Part of a data file:
* * *

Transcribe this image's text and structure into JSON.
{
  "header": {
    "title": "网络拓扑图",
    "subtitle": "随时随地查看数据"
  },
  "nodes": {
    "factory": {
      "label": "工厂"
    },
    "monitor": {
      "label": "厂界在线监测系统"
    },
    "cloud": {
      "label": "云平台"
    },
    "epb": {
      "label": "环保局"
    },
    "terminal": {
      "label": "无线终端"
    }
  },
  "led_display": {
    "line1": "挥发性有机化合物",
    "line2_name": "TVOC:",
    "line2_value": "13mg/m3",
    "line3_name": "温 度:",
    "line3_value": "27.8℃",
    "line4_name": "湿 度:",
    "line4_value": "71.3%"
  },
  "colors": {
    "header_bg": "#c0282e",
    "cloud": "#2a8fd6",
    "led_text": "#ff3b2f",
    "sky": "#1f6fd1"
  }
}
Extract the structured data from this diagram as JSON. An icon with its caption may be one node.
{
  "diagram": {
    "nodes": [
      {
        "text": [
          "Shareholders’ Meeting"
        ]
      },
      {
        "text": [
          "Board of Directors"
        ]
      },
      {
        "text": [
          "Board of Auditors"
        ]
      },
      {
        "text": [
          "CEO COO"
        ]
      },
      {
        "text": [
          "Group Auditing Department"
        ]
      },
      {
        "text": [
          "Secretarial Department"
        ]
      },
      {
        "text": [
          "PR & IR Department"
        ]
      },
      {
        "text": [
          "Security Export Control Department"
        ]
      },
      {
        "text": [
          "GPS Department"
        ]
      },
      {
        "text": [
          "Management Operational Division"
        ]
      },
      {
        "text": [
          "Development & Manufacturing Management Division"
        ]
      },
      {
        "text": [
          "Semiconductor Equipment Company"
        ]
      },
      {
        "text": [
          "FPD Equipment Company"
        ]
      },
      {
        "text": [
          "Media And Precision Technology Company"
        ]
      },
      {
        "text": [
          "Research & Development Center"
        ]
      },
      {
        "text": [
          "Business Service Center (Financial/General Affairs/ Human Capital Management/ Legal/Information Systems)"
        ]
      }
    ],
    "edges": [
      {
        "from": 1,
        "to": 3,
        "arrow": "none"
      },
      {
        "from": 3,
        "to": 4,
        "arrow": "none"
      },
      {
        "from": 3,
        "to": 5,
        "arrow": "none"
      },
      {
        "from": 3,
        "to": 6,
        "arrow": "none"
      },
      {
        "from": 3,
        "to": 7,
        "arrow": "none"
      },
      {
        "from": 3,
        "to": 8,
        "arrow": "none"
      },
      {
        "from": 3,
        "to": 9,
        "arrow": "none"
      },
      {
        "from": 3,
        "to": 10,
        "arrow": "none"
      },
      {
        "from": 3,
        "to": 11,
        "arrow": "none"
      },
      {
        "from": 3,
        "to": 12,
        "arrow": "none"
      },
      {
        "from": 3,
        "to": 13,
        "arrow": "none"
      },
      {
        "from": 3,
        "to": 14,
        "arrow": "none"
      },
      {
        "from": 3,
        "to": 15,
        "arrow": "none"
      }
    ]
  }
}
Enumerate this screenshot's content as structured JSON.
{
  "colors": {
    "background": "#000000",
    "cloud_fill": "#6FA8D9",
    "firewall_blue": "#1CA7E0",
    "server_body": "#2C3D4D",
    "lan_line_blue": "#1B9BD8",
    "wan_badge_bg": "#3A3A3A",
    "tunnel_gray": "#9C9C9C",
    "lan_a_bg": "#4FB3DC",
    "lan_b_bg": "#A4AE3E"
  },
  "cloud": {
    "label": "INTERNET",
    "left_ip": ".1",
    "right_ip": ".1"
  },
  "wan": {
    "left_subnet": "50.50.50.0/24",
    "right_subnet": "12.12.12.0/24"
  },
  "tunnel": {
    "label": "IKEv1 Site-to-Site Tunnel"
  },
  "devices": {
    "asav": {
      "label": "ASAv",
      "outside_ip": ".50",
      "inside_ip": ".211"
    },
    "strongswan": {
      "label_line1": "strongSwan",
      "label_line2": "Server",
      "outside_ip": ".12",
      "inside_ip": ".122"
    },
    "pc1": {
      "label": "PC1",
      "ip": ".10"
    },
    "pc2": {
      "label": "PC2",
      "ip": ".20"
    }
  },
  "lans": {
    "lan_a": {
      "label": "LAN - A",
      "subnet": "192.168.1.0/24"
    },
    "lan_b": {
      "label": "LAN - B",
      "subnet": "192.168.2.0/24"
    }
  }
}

* * *

BRIEF
Pick out and copy the lines of the material that include the word "structured".

EXERCISE OUTPUT
Extract the structured data from this diagram as JSON. An icon with its caption may be one node.
Enumerate this screenshot's content as structured JSON.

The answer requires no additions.